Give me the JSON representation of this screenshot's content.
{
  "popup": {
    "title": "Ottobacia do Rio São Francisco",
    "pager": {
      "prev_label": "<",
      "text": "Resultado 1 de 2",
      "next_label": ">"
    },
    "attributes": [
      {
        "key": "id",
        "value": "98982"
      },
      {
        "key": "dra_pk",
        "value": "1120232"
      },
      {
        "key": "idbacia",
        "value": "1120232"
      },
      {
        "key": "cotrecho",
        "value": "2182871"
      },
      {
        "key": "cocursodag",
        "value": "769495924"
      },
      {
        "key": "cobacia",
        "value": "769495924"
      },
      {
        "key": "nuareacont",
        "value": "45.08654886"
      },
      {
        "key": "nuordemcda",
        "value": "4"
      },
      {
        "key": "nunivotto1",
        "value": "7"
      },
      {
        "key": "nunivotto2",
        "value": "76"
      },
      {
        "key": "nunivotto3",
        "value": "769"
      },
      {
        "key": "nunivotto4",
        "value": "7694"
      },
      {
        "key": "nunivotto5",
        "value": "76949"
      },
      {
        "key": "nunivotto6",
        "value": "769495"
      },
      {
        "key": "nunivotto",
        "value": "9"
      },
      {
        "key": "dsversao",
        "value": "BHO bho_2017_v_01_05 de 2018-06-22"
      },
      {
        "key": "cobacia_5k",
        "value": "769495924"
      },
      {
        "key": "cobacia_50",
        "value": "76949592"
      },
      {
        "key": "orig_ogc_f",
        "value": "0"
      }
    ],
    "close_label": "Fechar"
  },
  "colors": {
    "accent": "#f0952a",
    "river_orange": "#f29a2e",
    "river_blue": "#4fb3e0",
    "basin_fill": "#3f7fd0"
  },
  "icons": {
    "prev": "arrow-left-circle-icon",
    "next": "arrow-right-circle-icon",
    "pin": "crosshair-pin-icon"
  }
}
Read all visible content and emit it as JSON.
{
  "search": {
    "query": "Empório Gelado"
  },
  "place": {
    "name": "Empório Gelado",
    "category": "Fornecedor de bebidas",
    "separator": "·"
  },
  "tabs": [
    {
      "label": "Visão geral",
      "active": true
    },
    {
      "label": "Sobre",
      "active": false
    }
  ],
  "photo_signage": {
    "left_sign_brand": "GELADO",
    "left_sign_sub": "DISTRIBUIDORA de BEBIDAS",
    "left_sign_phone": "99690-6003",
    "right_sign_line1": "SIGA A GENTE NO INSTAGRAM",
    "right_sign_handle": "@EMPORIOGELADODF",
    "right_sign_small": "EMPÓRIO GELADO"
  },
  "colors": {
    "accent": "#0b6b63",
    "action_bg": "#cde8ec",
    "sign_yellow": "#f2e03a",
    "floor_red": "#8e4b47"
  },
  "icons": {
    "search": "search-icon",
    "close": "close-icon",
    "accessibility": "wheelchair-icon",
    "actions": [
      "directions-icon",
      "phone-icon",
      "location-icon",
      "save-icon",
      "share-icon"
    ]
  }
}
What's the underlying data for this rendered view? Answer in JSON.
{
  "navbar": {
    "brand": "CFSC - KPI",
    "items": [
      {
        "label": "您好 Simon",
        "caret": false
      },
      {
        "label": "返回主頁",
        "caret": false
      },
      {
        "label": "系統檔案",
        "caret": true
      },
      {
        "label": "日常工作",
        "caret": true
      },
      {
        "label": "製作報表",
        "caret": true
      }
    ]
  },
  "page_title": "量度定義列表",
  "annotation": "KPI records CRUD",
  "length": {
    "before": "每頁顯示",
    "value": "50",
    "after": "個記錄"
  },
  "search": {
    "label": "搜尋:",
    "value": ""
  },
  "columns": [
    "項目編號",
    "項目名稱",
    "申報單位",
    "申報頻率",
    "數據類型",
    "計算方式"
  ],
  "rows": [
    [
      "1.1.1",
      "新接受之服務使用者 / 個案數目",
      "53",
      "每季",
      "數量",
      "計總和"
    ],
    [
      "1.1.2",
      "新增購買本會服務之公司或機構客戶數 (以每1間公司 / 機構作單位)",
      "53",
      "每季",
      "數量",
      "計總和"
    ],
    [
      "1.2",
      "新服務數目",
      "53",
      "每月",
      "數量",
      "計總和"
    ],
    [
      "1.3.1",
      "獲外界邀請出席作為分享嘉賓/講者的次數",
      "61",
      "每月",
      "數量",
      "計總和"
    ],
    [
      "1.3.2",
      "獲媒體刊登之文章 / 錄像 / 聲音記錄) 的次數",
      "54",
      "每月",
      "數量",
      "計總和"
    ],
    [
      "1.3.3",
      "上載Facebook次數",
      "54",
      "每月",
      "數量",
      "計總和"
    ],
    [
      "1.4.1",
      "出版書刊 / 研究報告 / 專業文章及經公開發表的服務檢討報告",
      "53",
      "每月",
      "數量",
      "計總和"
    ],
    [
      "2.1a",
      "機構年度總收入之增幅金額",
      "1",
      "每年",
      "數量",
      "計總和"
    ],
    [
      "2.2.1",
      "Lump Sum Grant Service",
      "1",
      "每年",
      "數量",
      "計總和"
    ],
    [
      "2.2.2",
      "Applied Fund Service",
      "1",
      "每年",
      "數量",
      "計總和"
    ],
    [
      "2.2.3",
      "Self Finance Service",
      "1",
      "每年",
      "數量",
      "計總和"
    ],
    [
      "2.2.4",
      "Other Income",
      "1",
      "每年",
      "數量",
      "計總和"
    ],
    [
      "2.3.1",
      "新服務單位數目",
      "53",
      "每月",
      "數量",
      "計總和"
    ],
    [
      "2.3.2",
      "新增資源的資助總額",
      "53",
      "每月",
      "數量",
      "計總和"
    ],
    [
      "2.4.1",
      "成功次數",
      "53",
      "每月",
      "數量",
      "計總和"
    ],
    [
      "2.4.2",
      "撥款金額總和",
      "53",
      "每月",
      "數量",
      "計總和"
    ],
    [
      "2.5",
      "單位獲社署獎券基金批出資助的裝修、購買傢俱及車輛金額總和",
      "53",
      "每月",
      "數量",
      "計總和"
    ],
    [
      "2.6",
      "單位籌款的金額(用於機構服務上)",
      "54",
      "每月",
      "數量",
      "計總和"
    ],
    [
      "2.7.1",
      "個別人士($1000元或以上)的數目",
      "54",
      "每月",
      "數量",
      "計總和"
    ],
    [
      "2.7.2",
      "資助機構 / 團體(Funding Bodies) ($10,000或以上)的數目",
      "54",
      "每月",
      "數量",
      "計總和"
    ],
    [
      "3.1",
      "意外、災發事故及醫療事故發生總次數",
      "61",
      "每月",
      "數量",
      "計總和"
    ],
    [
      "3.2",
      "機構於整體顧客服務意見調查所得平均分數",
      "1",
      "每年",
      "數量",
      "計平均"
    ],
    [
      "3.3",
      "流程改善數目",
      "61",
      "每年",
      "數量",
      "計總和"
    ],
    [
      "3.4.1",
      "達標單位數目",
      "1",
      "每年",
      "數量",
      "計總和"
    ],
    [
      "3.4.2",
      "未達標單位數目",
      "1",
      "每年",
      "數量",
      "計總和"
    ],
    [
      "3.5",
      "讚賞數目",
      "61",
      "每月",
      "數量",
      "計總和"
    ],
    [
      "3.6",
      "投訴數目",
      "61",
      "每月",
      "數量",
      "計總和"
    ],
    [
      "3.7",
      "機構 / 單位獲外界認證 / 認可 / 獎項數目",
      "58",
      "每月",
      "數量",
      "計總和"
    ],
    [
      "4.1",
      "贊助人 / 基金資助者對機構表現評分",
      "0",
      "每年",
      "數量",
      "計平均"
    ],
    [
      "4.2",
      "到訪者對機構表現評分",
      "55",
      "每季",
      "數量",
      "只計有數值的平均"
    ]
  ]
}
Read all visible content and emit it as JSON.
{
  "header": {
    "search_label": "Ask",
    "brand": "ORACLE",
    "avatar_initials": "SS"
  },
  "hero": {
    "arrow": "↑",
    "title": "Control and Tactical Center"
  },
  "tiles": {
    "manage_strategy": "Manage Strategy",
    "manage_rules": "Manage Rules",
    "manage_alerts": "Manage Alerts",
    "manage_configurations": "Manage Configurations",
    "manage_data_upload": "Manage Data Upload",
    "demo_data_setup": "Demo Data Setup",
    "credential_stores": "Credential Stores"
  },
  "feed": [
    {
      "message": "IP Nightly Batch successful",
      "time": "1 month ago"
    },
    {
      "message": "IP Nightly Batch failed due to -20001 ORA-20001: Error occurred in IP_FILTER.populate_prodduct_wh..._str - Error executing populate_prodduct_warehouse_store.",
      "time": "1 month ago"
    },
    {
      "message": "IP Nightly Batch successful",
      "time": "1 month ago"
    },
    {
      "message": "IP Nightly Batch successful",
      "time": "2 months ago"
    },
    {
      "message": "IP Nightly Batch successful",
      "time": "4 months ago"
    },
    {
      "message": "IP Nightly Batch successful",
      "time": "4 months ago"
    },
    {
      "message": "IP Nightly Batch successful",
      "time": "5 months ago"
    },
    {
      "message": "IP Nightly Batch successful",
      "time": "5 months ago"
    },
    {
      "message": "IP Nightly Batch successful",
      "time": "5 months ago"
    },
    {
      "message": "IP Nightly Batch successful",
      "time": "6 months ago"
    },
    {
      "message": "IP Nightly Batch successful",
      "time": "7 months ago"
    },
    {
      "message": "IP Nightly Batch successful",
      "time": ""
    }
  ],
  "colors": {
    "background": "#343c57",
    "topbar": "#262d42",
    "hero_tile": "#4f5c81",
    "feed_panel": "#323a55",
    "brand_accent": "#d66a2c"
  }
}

▶ [Exercise directions] Reproduce every line of the listing above in which the string "this" appears.

▶ [The response]
Give me the JSON representation of this screenshot's content.
What's the underlying data for this rendered view? Answer in JSON.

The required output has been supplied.